▶ _TASK OBJECTIVE_
Convert the lines into a Markdown table with the columns Row and Line, skipping any blank ones. Begin at the line containing "1449, 1063, 1536]" and stop after the line containing "489, 1063, 634]".

▶ _INPUT_
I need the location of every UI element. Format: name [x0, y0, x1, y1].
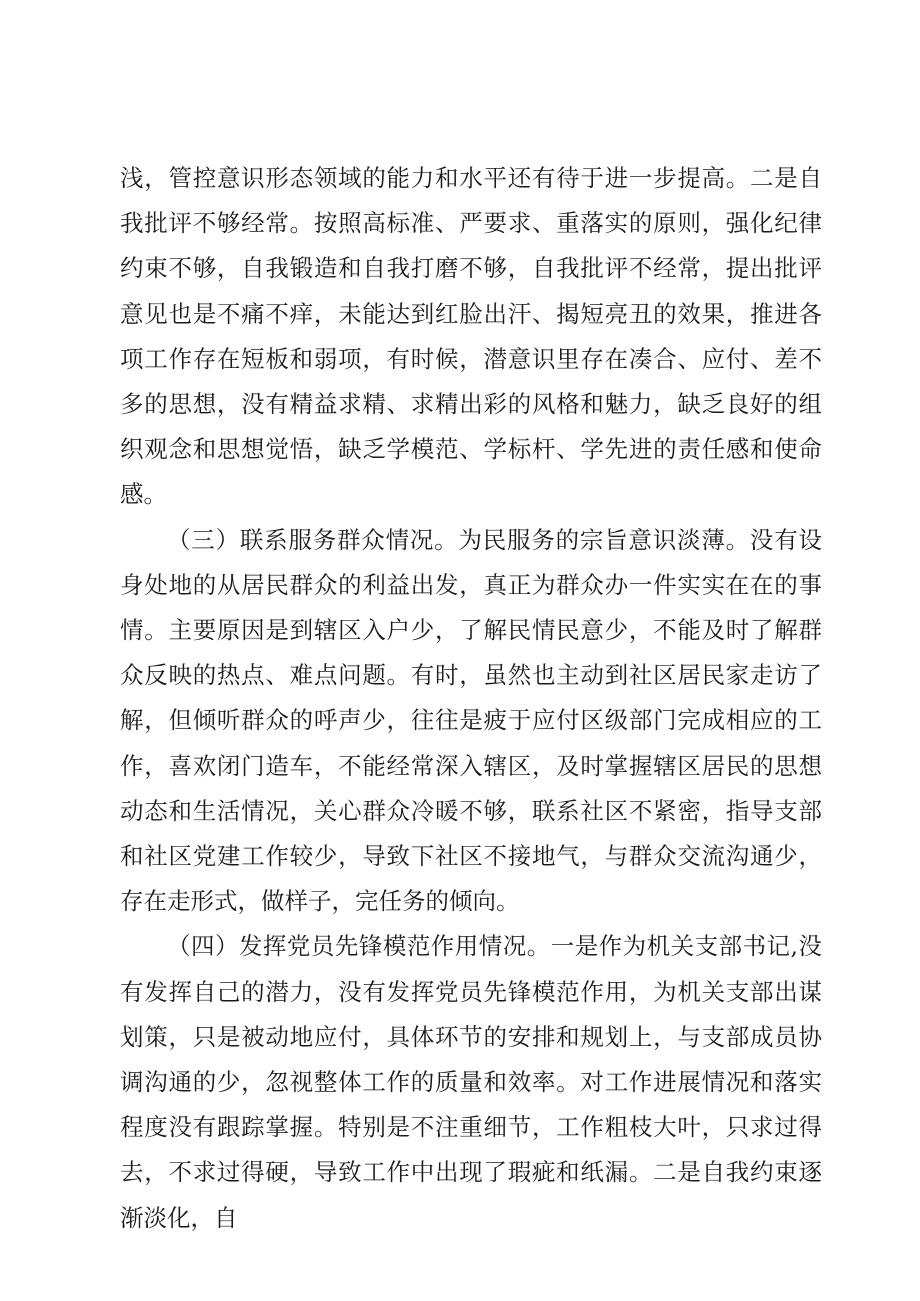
- paragraph-continuation: 浅，管控意识形态领域的能力和水平还有待于进一步提高。二是自我批评不够经常。按照高标准、严要求、重落实的原则，强化纪律约束不够，自我锻造和自我打磨不够，自我批评不经常，提出批评意见也是不痛不痒，未能达到红脸出汗、揭短亮丑的效果，推进各项工作存在短板和弱项，有时候，潜意识里存在凑合、应付、差不多的思想，没有精益求精、求精出彩的风格和魅力，缺乏良好的组织观念和思想觉悟，缺乏学模范、学标杆、学先进的责任感和使命感。: [120, 164, 822, 509]
- paragraph-section-4: （四）发挥党员先锋模范作用情况。一是作为机关支部书记,没有发挥自己的潜力，没有发挥党员先锋模范作用，为机关支部出谋划策，只是被动地应付，具体环节的安排和规划上，与支部成员协调沟通的少，忽视整体工作的质量和效率。对工作进展情况和落实程度没有跟踪掌握。特别是不注重细节，工作粗枝大叶，只求过得去，不求过得硬，导致工作中出现了瑕疵和纸漏。二是自我约束逐渐淡化，自: [120, 932, 822, 1232]
- document-body: [120, 156, 822, 1241]
- paragraph-section-3: （三）联系服务群众情况。为民服务的宗旨意识淡薄。没有设身处地的从居民群众的利益出发，真正为群众办一件实实在在的事情。主要原因是到辖区入户少，了解民情民意少，不能及时了解群众反映的热点、难点问题。有时，虽然也主动到社区居民家走访了解，但倾听群众的呼声少，往往是疲于应付区级部门完成相应的工作，喜欢闭门造车，不能经常深入辖区，及时掌握辖区居民的思想动态和生活情况，关心群众冷暖不够，联系社区不紧密，指导支部和社区党建工作较少，导致下社区不接地气，与群众交流沟通少，存在走形式，做样子，完任务的倾向。: [120, 525, 822, 916]
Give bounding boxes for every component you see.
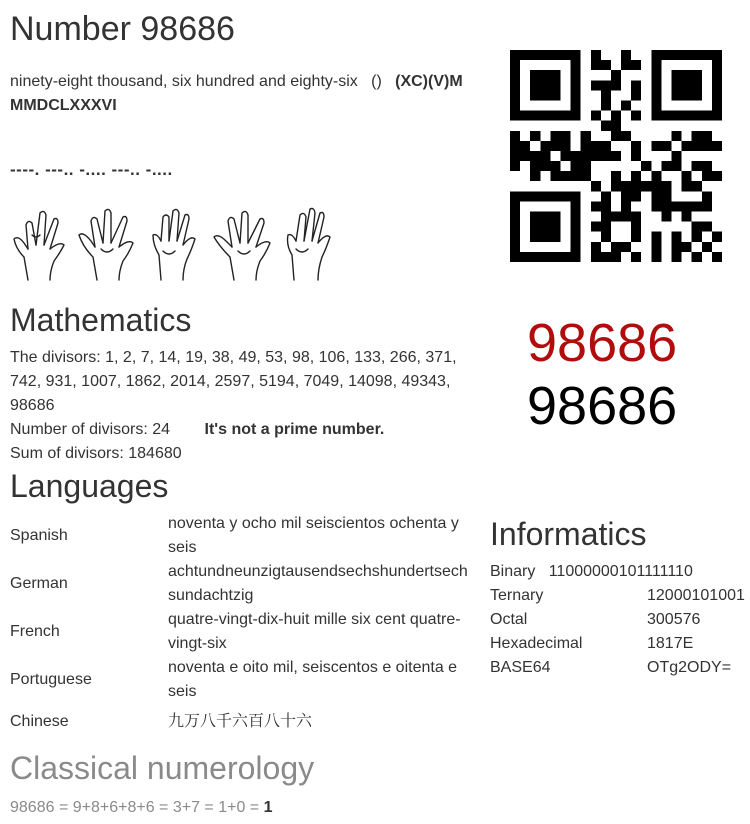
informatics-row xyxy=(490,584,748,608)
informatics-table xyxy=(490,560,748,680)
divisors-list: The divisors: 1, 2, 7, 14, 19, 38, 49, 53, 98, 106, 133, 266, 371, 742, 931, 1007, 1862, 2014, 2597, 5194, 7049, 14098, 49343, 98686 xyxy=(10,349,457,414)
language-name: Portuguese xyxy=(10,671,92,688)
prime-status: It's not a prime number. xyxy=(204,421,385,438)
language-row xyxy=(10,704,475,740)
language-text: 九万八千六百八十六 xyxy=(168,713,313,730)
numerology-line xyxy=(10,796,273,820)
divisor-count-line xyxy=(10,418,470,442)
informatics-value: 1817E xyxy=(647,635,694,652)
mathematics-section xyxy=(10,346,470,466)
binary-value: 11000000101111110 xyxy=(548,563,693,580)
hand-six-icon xyxy=(280,205,340,283)
language-name: French xyxy=(10,623,60,640)
hand-six-icon xyxy=(145,205,205,283)
roman-numeral-part2: MMDCLXXXVI xyxy=(10,97,117,114)
languages-table xyxy=(10,512,475,740)
page-title: Number 98686 xyxy=(10,10,235,48)
mathematics-heading: Mathematics xyxy=(10,302,192,338)
words-paren: () xyxy=(371,73,382,90)
words-text: ninety-eight thousand, six hundred and eighty-six xyxy=(10,73,358,90)
language-name: Spanish xyxy=(10,527,68,544)
informatics-key: Ternary xyxy=(490,587,544,604)
language-text: quatre-vingt-dix-huit mille six cent quatre-vingt-six xyxy=(168,611,461,652)
qr-code-icon xyxy=(510,50,722,262)
number-in-words xyxy=(10,70,475,118)
language-row xyxy=(10,560,475,608)
numerology-heading: Classical numerology xyxy=(10,750,315,786)
language-name: Chinese xyxy=(10,713,69,730)
numerology-formula: 98686 = 9+8+6+8+6 = 3+7 = 1+0 = xyxy=(10,799,260,816)
language-text: noventa y ocho mil seiscientos ochenta y seis xyxy=(168,515,459,556)
sign-language-hands xyxy=(10,205,343,283)
language-name: German xyxy=(10,575,68,592)
binary-cell xyxy=(490,560,748,584)
divisor-count: Number of divisors: 24 xyxy=(10,421,171,438)
informatics-value: 300576 xyxy=(647,611,701,628)
informatics-row xyxy=(490,632,748,656)
informatics-value: 12000101001 xyxy=(647,587,745,604)
language-row xyxy=(10,512,475,560)
language-row xyxy=(10,656,475,704)
hand-eight-icon xyxy=(77,205,137,283)
informatics-row xyxy=(490,656,748,680)
informatics-key: BASE64 xyxy=(490,659,551,676)
big-number-black: 98686 xyxy=(527,376,678,436)
languages-heading: Languages xyxy=(10,468,169,504)
binary-label: Binary xyxy=(490,563,536,580)
hand-nine-icon xyxy=(10,205,70,283)
language-text: achtundneunzigtausendsechshundertsech sundachtzig xyxy=(168,563,468,604)
binary-row xyxy=(490,560,748,584)
informatics-key: Hexadecimal xyxy=(490,635,583,652)
language-row xyxy=(10,608,475,656)
informatics-key: Octal xyxy=(490,611,528,628)
divisor-sum: Sum of divisors: 184680 xyxy=(10,445,182,462)
language-text: noventa e oito mil, seiscentos e oitenta e seis xyxy=(168,659,458,700)
informatics-heading: Informatics xyxy=(490,516,647,552)
informatics-value: OTg2ODY= xyxy=(647,659,732,676)
big-number-red: 98686 xyxy=(527,313,678,373)
morse-code: ----. ---.. -.... ---.. -.... xyxy=(10,160,173,179)
roman-numeral-part1: (XC)(V)M xyxy=(395,73,463,90)
numerology-result: 1 xyxy=(263,799,273,816)
hand-eight-icon xyxy=(212,205,272,283)
informatics-row xyxy=(490,608,748,632)
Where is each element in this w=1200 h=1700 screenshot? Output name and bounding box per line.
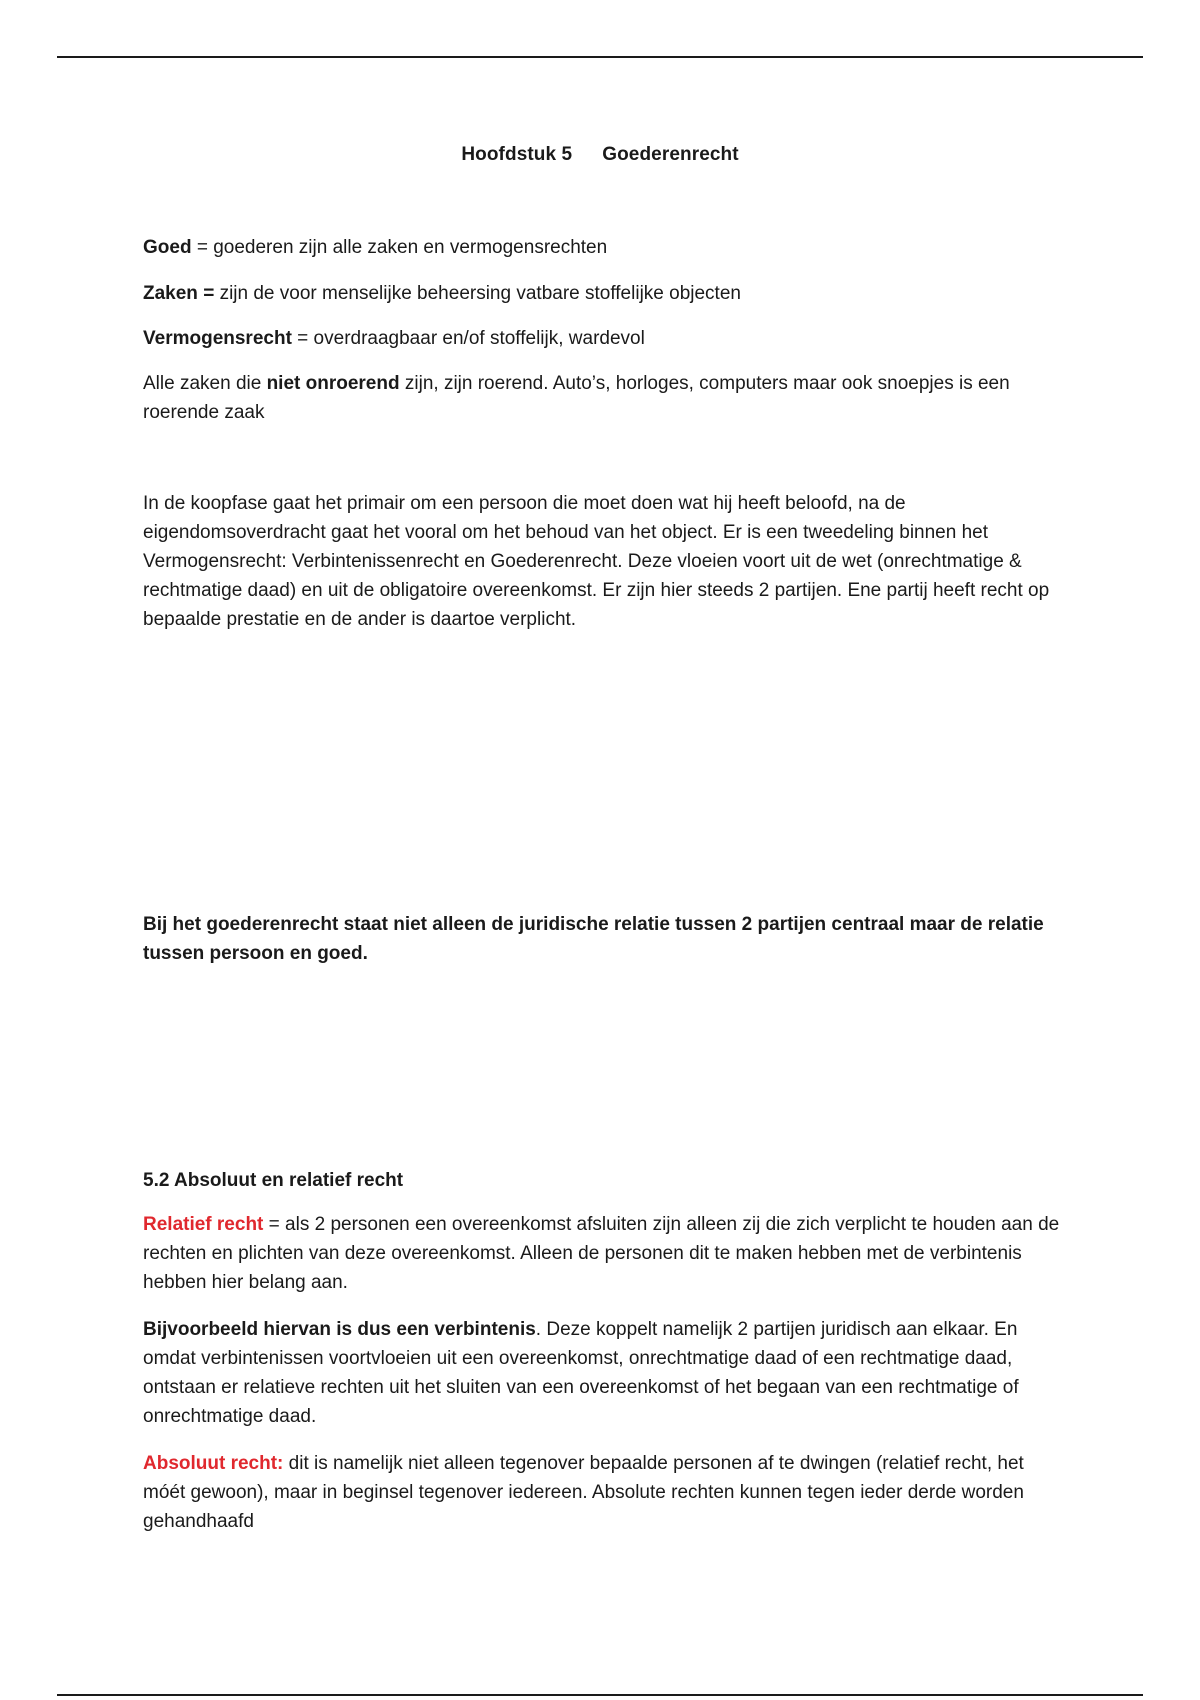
paragraph-absoluut-recht	[143, 1449, 1063, 1536]
definition-vermogensrecht-text: = overdraagbaar en/of stoffelijk, wardevol	[291, 328, 645, 349]
paragraph-koopfase	[143, 489, 1063, 634]
voorbeeld-text: . Deze koppelt namelijk 2 partijen juridisch aan elkaar. En omdat verbintenissen voortvloeien uit een overeenkomst, onrechtmatige daad of een rechtmatige daad, ontstaan er relatieve rechten uit het sluiten van een overeenkomst of het begaan van een rechtmatige of onrechtmatige daad.	[143, 1319, 1019, 1427]
roerend-after: zijn, zijn roerend. Auto’s, horloges, computers maar ook snoepjes is een roerende zaak	[143, 373, 1010, 423]
header-rule	[57, 56, 1143, 58]
section-heading-5-2	[143, 1166, 1063, 1195]
roerend-before: Alle zaken die	[143, 373, 267, 394]
definition-zaken-text: zijn de voor menselijke beheersing vatbare stoffelijke objecten	[214, 283, 741, 304]
paragraph-voorbeeld	[143, 1315, 1063, 1431]
paragraph-relatief-recht	[143, 1210, 1063, 1297]
term-zaken: Zaken =	[143, 283, 215, 304]
term-goed: Goed	[143, 237, 192, 258]
definition-zaken	[143, 279, 1063, 308]
koopfase-text: In de koopfase gaat het primair om een persoon die moet doen wat hij heeft beloofd, na de eigendomsoverdracht gaat het vooral om het behoud van het object. Er is een tweedeling binnen het Vermogensrecht: Verbintenissenrecht en Goederenrecht. Deze vloeien voort uit de wet (onrechtmatige & rechtmatige daad) en uit de obligatoire overeenkomst. Er zijn hier steeds 2 partijen. Ene partij heeft recht op bepaalde prestatie en de ander is daartoe verplicht.	[143, 493, 1050, 630]
footer-rule	[57, 1694, 1143, 1696]
definition-goed	[143, 233, 1063, 262]
roerend-bold: niet onroerend	[266, 373, 400, 394]
paragraph-goederenrecht-statement	[143, 910, 1063, 968]
voorbeeld-bold: Bijvoorbeeld hiervan is dus een verbintenis	[143, 1319, 536, 1340]
goederenrecht-statement-text: Bij het goederenrecht staat niet alleen de juridische relatie tussen 2 partijen centraal maar de relatie tussen persoon en goed.	[143, 914, 1044, 964]
absoluut-recht-text: dit is namelijk niet alleen tegenover bepaalde personen af te dwingen (relatief recht, het móét gewoon), maar in beginsel tegenover iedereen. Absolute rechten kunnen tegen ieder derde worden gehandhaafd	[143, 1453, 1024, 1532]
page-title	[0, 144, 1200, 166]
section-heading-text: 5.2 Absoluut en relatief recht	[143, 1170, 404, 1191]
paragraph-roerend	[143, 369, 1063, 427]
term-absoluut-recht: Absoluut recht:	[143, 1453, 284, 1474]
chapter-subject: Goederenrecht	[602, 144, 739, 165]
term-relatief-recht: Relatief recht	[143, 1214, 264, 1235]
chapter-label: Hoofdstuk 5	[461, 144, 573, 165]
definition-goed-text: = goederen zijn alle zaken en vermogensrechten	[191, 237, 608, 258]
term-vermogensrecht: Vermogensrecht	[143, 328, 292, 349]
definition-vermogensrecht	[143, 324, 1063, 353]
relatief-recht-text: = als 2 personen een overeenkomst afsluiten zijn alleen zij die zich verplicht te houden aan de rechten en plichten van deze overeenkomst. Alleen de personen dit te maken hebben met de verbintenis hebben hier belang aan.	[143, 1214, 1060, 1293]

▶ _REPLY_
| Row | Line |
|---|---|
| 1 | paragraph-absoluut-recht	[143, 1449, 1063, 1536] |
| 2 | definition-vermogensrecht-text: = overdraagbaar en/of stoffelijk, wardevol	[291, 328, 645, 349] |
| 3 | paragraph-koopfase	[143, 489, 1063, 634] |